## Provided records:
======

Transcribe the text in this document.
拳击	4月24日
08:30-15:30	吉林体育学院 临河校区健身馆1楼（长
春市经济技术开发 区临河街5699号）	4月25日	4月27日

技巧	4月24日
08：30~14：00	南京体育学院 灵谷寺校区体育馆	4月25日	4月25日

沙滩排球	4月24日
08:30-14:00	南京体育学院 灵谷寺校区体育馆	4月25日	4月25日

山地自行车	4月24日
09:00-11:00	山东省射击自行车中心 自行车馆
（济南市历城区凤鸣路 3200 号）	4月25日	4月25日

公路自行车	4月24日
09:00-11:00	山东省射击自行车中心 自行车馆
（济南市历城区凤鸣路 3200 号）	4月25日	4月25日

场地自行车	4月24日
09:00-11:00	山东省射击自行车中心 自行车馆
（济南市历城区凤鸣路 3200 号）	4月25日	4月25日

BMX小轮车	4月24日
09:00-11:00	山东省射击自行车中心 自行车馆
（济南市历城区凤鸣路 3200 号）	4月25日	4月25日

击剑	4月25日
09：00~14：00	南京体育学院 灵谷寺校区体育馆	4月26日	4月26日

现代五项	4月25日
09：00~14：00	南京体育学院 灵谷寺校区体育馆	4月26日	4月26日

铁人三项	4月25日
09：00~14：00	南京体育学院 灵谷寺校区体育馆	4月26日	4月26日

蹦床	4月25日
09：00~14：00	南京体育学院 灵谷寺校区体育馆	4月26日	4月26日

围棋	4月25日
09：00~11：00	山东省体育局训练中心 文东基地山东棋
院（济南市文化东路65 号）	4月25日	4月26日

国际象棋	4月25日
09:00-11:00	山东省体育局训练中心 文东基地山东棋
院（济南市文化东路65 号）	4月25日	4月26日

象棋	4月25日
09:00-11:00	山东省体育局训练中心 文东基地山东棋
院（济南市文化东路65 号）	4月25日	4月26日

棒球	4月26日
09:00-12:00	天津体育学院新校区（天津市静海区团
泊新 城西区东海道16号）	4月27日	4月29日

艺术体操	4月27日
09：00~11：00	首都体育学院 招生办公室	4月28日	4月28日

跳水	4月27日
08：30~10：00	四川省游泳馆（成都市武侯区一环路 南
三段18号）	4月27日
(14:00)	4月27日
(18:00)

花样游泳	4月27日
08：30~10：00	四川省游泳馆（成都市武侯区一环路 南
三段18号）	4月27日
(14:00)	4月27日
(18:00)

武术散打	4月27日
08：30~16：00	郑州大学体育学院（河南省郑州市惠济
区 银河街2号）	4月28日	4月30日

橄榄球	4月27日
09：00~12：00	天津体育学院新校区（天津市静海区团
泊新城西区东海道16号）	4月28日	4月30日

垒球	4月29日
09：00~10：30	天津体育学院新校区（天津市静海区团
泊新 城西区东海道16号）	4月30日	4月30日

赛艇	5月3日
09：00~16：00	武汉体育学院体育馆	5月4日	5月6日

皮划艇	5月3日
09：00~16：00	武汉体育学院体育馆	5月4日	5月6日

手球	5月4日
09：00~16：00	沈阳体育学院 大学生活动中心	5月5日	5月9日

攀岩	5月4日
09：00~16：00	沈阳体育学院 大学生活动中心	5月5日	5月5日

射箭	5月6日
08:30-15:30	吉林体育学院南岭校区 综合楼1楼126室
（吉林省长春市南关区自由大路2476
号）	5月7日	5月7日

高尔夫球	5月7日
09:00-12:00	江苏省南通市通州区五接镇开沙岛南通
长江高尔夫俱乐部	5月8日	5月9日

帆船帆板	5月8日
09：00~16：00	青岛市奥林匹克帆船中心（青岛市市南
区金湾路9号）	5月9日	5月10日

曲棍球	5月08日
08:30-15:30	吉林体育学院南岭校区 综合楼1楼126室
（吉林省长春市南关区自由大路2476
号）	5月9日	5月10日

======

## Problem:
Return all of the entries exactly as written.

## Result of the task:
Transcribe the text in this document.
拳击	4月24日
08:30-15:30	吉林体育学院 临河校区健身馆1楼（长
春市经济技术开发 区临河街5699号）	4月25日	4月27日

技巧	4月24日
08：30~14：00	南京体育学院 灵谷寺校区体育馆	4月25日	4月25日

沙滩排球	4月24日
08:30-14:00	南京体育学院 灵谷寺校区体育馆	4月25日	4月25日

山地自行车	4月24日
09:00-11:00	山东省射击自行车中心 自行车馆
（济南市历城区凤鸣路 3200 号）	4月25日	4月25日

公路自行车	4月24日
09:00-11:00	山东省射击自行车中心 自行车馆
（济南市历城区凤鸣路 3200 号）	4月25日	4月25日

场地自行车	4月24日
09:00-11:00	山东省射击自行车中心 自行车馆
（济南市历城区凤鸣路 3200 号）	4月25日	4月25日

BMX小轮车	4月24日
09:00-11:00	山东省射击自行车中心 自行车馆
（济南市历城区凤鸣路 3200 号）	4月25日	4月25日

击剑	4月25日
09：00~14：00	南京体育学院 灵谷寺校区体育馆	4月26日	4月26日

现代五项	4月25日
09：00~14：00	南京体育学院 灵谷寺校区体育馆	4月26日	4月26日

铁人三项	4月25日
09：00~14：00	南京体育学院 灵谷寺校区体育馆	4月26日	4月26日

蹦床	4月25日
09：00~14：00	南京体育学院 灵谷寺校区体育馆	4月26日	4月26日

围棋	4月25日
09：00~11：00	山东省体育局训练中心 文东基地山东棋
院（济南市文化东路65 号）	4月25日	4月26日

国际象棋	4月25日
09:00-11:00	山东省体育局训练中心 文东基地山东棋
院（济南市文化东路65 号）	4月25日	4月26日

象棋	4月25日
09:00-11:00	山东省体育局训练中心 文东基地山东棋
院（济南市文化东路65 号）	4月25日	4月26日

棒球	4月26日
09:00-12:00	天津体育学院新校区（天津市静海区团
泊新 城西区东海道16号）	4月27日	4月29日

艺术体操	4月27日
09：00~11：00	首都体育学院 招生办公室	4月28日	4月28日

跳水	4月27日
08：30~10：00	四川省游泳馆（成都市武侯区一环路 南
三段18号）	4月27日
(14:00)	4月27日
(18:00)

花样游泳	4月27日
08：30~10：00	四川省游泳馆（成都市武侯区一环路 南
三段18号）	4月27日
(14:00)	4月27日
(18:00)

武术散打	4月27日
08：30~16：00	郑州大学体育学院（河南省郑州市惠济
区 银河街2号）	4月28日	4月30日

橄榄球	4月27日
09：00~12：00	天津体育学院新校区（天津市静海区团
泊新城西区东海道16号）	4月28日	4月30日

垒球	4月29日
09：00~10：30	天津体育学院新校区（天津市静海区团
泊新 城西区东海道16号）	4月30日	4月30日

赛艇	5月3日
09：00~16：00	武汉体育学院体育馆	5月4日	5月6日

皮划艇	5月3日
09：00~16：00	武汉体育学院体育馆	5月4日	5月6日

手球	5月4日
09：00~16：00	沈阳体育学院 大学生活动中心	5月5日	5月9日

攀岩	5月4日
09：00~16：00	沈阳体育学院 大学生活动中心	5月5日	5月5日

射箭	5月6日
08:30-15:30	吉林体育学院南岭校区 综合楼1楼126室
（吉林省长春市南关区自由大路2476
号）	5月7日	5月7日

高尔夫球	5月7日
09:00-12:00	江苏省南通市通州区五接镇开沙岛南通
长江高尔夫俱乐部	5月8日	5月9日

帆船帆板	5月8日
09：00~16：00	青岛市奥林匹克帆船中心（青岛市市南
区金湾路9号）	5月9日	5月10日

曲棍球	5月08日
08:30-15:30	吉林体育学院南岭校区 综合楼1楼126室
（吉林省长春市南关区自由大路2476
号）	5月9日	5月10日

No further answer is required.